══ Исходный отрывок ══
На тук его цветущей нивы,
Ах! меньше, меньше ждет пловец,
Терпя все ужасы волненья,
Остановиться наконец
У пристани успокоенья,
Предаться мирной тишине,
Вдали от грозного ненастья,
И прежние, как в легком сне,
Свои воспоминать несчастья, —
Как я, любезный друг, желал
Тебя обнять — душа пылала —
И что ж? Увы! я только ждал,
А всем судьба располагала.
Уже предстал невдалеке
Счастливый случай, улыбаясь,
Надежда, в розовом венке,
Меня ласкала, усмехаясь,
Но все прошло, как с ночью сон…
Спешу к тебе, обнять желаю,
И — как несчастный Иксион,
Один лишь облак обнимаю…
О рок! здесь снова стало там!
Доколе течь моим слезам?
Или сердцам напрасно биться?
Иль невозможно двум друзьям
Минутой счастья насладиться?…
Чувства мои нелицемерны — поверь своему другу. Несчастие мое совершенно — но, признаться ли? еще надежда не совсем для меня исчезла. Я уверен — ты б не уехал, не видя возможности опять увидеться со мною. Дай Бог, чтоб это была правда!
Нетерпеливо жду твоего ответа. Сим кончаю письмо мое. Остальное до другого раза, — в течение получаса нельзя написать более. Прости! будь уверен, что чувства мои к тебе всегда останутся одинаковы — чувствами искреннего друга.

Алексей Илличевский.

XII

Царское Село.

Сентября 2 дня

1815 года.

Любезный друг Павел Николаевич!
‘На силу-то собрался отвечать мне! такой ленивец!’ думаешь ты, развертывая это письмо. О Monsieur le свободный человек, пользующийся весь день счастливым досугом, прошу не мерить меня своим аршином! или ты забыл, что нахожусь в Лицее — другому сказал бы я в месте учения, заточения, беспрестанных уроков и занятий, — в месте, в котором время каждый день съедается восемью часами классов, но тебе уж это известно. Господин Математик, составь из этого прогрессию: чем ближе мы к пределу учения, тем больше требуют от нас прилежания, но ты уже поверил это собственным опытом. Счастливый человек! ты уже кончил сей многотрудный опыт — а я?.. С каким восторгом пристал ты к берегу, восклицая: конец благополучну бегу! спускайте други паруса!.. когда-то я воскликну!..
═══
══ Выдержка из данных ══
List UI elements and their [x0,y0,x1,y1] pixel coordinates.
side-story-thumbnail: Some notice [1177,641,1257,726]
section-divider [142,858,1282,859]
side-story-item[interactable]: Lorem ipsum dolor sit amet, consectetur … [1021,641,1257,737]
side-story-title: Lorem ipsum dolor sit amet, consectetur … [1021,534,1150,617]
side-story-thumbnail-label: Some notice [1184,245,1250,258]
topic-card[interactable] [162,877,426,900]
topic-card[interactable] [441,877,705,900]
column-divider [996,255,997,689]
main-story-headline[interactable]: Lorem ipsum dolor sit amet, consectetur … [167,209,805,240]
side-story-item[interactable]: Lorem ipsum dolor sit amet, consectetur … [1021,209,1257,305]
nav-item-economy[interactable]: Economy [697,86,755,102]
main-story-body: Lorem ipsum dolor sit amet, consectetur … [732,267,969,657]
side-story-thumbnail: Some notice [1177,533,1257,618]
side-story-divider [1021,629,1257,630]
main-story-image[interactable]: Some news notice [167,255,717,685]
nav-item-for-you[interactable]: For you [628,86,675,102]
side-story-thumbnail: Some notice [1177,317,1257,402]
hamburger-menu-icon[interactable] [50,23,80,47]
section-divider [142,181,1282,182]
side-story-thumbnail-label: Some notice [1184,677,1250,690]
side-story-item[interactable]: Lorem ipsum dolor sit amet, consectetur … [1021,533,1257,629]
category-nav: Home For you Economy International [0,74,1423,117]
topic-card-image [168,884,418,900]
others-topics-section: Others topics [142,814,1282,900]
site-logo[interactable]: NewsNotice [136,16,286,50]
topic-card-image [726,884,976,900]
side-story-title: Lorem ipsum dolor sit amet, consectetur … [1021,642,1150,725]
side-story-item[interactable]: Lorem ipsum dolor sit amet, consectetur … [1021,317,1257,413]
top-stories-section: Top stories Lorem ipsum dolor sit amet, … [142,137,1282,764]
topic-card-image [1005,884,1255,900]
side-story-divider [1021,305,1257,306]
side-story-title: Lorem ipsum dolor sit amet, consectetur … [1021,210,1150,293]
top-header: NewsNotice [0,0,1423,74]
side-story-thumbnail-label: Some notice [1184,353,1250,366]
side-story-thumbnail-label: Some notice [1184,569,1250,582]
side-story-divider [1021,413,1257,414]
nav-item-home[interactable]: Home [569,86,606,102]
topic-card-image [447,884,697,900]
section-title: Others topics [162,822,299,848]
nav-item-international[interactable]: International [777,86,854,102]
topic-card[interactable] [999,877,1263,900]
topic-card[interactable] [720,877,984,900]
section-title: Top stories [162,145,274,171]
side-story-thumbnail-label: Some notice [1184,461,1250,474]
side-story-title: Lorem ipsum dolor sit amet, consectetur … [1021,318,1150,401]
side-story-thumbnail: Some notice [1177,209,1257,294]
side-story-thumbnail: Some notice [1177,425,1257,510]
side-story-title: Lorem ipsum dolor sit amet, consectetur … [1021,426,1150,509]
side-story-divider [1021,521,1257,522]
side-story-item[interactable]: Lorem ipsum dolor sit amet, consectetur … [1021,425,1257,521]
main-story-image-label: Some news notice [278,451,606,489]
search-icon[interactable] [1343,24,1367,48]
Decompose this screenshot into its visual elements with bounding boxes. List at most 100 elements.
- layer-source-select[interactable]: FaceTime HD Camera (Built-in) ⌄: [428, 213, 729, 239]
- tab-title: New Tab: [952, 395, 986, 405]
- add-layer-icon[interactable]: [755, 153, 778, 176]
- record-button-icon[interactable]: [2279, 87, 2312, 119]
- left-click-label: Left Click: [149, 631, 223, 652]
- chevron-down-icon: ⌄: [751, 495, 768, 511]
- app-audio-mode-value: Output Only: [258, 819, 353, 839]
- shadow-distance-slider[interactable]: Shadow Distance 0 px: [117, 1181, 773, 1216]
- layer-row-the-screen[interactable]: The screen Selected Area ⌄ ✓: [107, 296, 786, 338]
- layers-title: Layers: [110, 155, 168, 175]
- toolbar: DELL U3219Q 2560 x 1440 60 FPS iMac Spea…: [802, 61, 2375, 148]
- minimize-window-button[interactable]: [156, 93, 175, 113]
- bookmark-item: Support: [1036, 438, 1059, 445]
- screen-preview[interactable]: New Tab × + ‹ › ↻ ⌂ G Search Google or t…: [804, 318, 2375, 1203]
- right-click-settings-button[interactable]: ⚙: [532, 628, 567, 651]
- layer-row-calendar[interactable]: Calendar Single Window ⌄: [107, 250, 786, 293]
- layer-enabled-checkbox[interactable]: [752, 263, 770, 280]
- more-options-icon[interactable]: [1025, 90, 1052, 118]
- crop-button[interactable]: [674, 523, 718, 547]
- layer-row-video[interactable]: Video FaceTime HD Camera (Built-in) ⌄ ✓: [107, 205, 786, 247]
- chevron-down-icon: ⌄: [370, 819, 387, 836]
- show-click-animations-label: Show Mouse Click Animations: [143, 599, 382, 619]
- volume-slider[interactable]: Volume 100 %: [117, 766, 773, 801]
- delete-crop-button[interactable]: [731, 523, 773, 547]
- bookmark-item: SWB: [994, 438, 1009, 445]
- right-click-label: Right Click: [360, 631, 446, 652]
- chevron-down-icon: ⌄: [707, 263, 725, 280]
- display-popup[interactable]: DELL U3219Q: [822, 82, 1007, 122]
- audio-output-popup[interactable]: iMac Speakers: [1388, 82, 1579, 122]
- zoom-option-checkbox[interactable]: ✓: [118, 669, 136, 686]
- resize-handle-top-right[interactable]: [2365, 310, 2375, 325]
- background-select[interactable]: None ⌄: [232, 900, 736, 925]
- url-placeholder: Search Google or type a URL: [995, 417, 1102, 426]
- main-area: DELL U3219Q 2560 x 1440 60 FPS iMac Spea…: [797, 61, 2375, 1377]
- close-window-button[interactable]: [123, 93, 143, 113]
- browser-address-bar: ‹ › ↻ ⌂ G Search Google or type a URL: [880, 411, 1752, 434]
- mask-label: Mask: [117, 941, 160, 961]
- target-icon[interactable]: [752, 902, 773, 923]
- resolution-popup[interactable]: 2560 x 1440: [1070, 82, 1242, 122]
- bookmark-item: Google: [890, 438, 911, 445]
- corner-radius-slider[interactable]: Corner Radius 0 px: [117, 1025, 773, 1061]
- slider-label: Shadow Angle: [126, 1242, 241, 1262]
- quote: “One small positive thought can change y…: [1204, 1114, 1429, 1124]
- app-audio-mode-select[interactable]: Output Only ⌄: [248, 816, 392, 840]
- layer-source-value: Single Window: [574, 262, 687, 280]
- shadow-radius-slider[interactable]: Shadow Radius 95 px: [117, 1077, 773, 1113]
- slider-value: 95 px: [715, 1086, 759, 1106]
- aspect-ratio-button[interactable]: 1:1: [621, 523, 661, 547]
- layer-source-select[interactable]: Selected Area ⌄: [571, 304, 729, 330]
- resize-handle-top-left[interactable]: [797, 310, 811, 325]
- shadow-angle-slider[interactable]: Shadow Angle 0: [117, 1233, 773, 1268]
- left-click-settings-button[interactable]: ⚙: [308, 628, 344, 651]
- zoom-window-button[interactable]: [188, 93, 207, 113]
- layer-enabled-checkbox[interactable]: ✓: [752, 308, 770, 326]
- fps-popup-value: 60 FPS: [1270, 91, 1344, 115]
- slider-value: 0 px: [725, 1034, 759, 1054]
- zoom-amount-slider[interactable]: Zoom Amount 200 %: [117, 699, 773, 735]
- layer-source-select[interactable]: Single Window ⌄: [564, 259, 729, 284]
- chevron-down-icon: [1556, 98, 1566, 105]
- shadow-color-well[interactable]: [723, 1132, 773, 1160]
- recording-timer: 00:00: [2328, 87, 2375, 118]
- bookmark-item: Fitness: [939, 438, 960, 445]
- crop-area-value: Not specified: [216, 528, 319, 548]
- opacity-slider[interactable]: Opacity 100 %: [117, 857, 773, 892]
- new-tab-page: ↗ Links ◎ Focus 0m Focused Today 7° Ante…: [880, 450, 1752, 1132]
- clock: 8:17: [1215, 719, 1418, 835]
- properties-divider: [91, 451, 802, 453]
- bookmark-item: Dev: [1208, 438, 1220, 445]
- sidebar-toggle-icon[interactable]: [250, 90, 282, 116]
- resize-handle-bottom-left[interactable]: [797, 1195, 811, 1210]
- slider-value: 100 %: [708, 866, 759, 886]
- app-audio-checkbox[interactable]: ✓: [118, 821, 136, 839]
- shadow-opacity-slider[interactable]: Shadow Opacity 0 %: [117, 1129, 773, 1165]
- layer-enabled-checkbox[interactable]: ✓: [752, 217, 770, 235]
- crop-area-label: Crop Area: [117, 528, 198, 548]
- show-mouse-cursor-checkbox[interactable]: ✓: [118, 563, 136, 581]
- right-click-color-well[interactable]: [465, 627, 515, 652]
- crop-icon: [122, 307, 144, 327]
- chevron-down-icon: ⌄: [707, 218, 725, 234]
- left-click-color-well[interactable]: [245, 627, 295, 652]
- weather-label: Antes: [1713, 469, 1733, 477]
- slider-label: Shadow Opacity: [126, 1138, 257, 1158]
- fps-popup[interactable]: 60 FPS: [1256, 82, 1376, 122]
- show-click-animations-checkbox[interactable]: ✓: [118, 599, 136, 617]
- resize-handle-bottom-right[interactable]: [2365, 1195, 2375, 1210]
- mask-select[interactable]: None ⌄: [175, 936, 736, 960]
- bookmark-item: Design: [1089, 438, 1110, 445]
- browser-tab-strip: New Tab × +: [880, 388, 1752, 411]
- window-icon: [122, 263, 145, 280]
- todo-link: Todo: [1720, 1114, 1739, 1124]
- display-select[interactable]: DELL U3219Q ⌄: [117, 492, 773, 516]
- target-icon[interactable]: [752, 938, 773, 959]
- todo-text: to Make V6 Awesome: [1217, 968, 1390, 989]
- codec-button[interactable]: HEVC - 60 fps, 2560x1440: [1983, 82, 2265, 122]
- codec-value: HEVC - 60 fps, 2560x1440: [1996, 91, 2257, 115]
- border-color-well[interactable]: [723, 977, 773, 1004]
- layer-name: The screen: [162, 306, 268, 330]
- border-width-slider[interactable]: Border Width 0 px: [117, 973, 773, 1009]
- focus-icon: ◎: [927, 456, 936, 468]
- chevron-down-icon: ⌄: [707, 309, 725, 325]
═══
__Задание__
Перескажите отрывок в двух предложениях. Опирайтесь только на отрывок.

__Ответ__
В первом письме, подписанном Алексеем Илличевским, автор в стихах жалуется, что судьба не дала ему обнять любезного друга, но уверяет, что надежда на встречу еще не совсем исчезла. Во втором письме, из Царского Села от 2 сентября 1815 года, автор пишет Павлу Николаевичу, что в Лицее время съедают восемь часов классов, и называет адресата счастливым человеком, который уже кончил учение.